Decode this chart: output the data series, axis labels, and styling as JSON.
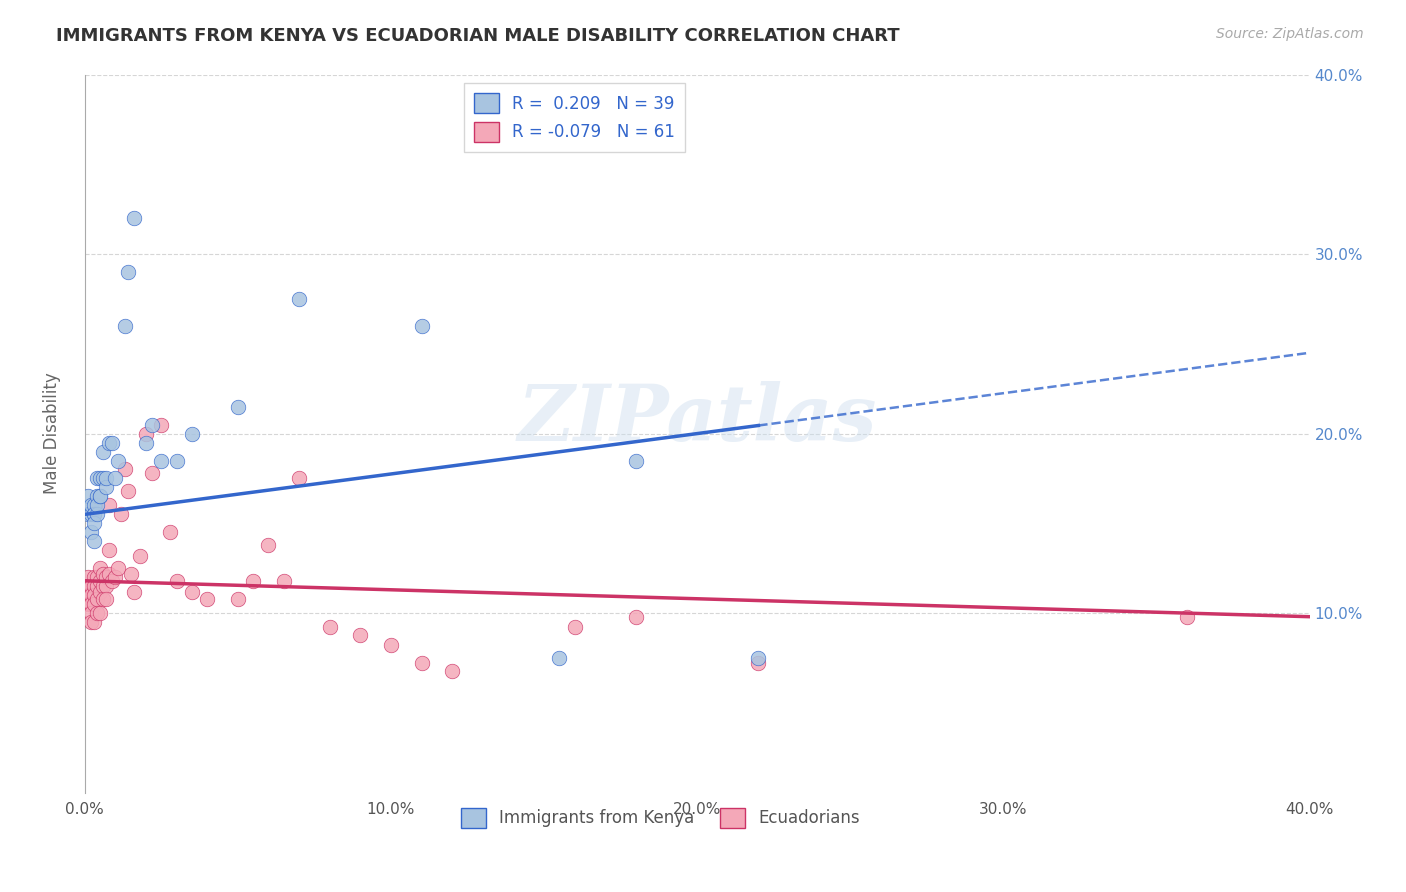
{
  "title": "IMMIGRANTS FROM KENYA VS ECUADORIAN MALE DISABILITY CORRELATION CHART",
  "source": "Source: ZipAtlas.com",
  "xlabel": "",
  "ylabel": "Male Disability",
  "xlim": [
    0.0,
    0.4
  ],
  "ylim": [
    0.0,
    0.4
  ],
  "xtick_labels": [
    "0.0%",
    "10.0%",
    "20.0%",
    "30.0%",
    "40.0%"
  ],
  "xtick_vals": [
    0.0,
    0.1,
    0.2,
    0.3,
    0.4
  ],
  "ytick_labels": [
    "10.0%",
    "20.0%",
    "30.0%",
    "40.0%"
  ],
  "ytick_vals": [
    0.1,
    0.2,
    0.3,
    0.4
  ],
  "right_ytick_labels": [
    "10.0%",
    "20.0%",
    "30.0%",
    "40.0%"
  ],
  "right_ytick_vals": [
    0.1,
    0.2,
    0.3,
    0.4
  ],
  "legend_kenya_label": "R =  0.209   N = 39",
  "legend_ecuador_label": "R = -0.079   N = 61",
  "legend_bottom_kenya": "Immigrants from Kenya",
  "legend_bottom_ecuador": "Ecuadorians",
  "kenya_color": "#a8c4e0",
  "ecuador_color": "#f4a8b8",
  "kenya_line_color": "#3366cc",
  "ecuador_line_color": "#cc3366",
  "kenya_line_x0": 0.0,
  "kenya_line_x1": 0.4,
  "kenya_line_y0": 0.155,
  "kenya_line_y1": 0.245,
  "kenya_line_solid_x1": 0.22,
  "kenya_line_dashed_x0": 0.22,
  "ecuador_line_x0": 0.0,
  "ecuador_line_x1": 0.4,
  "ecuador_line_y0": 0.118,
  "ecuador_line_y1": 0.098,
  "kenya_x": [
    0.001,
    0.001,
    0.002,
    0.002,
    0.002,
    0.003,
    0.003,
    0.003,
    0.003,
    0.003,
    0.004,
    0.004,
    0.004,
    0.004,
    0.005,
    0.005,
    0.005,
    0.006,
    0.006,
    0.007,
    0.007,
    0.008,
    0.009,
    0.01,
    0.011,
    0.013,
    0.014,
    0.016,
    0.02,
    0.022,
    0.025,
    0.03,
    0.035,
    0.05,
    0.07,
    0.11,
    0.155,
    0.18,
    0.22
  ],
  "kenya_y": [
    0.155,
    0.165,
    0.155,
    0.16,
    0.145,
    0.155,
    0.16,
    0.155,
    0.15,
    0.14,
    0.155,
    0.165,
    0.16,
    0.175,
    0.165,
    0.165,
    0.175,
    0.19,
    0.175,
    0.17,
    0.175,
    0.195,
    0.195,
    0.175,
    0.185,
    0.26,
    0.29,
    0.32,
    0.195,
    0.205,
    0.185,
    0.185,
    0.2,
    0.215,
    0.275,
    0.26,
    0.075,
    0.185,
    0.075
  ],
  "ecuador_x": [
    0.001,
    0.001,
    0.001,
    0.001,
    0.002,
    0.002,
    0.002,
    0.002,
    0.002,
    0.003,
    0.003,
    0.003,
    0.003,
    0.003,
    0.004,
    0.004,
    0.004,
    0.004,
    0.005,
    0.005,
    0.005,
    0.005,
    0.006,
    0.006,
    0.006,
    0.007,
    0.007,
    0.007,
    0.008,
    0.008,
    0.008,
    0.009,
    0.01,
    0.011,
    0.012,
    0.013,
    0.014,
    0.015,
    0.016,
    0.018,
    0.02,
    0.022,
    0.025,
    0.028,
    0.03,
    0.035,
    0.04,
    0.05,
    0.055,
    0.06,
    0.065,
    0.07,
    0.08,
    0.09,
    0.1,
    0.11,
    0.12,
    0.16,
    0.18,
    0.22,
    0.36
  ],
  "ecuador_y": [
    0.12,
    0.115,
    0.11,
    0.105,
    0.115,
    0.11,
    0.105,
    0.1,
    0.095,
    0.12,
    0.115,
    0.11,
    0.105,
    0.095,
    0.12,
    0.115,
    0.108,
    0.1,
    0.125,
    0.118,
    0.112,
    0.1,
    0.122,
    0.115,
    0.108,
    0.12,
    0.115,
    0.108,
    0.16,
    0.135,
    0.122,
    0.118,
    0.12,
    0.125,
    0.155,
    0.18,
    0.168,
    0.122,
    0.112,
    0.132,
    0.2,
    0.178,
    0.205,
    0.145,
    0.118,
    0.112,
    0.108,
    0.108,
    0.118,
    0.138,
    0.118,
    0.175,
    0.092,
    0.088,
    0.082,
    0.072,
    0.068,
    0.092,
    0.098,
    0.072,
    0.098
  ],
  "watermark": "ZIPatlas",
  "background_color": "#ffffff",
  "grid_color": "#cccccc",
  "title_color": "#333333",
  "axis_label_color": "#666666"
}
--
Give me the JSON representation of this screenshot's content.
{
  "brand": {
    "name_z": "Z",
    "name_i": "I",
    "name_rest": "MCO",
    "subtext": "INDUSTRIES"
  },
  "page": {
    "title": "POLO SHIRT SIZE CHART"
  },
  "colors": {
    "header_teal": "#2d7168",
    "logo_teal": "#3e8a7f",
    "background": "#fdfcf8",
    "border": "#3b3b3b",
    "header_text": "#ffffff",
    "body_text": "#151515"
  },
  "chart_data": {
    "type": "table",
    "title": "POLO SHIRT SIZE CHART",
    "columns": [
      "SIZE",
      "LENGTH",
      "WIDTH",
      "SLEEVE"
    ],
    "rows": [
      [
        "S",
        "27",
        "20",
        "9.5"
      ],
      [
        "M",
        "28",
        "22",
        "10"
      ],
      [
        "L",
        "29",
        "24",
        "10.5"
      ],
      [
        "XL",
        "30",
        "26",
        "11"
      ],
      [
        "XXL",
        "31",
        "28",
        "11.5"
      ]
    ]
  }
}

* [To be done]:
Reproduce every line of the listing above in which the string "ffffff" appears.

* [Output for this exercise]:
  "background_color": "#ffffff",
    "header_text": "#ffffff",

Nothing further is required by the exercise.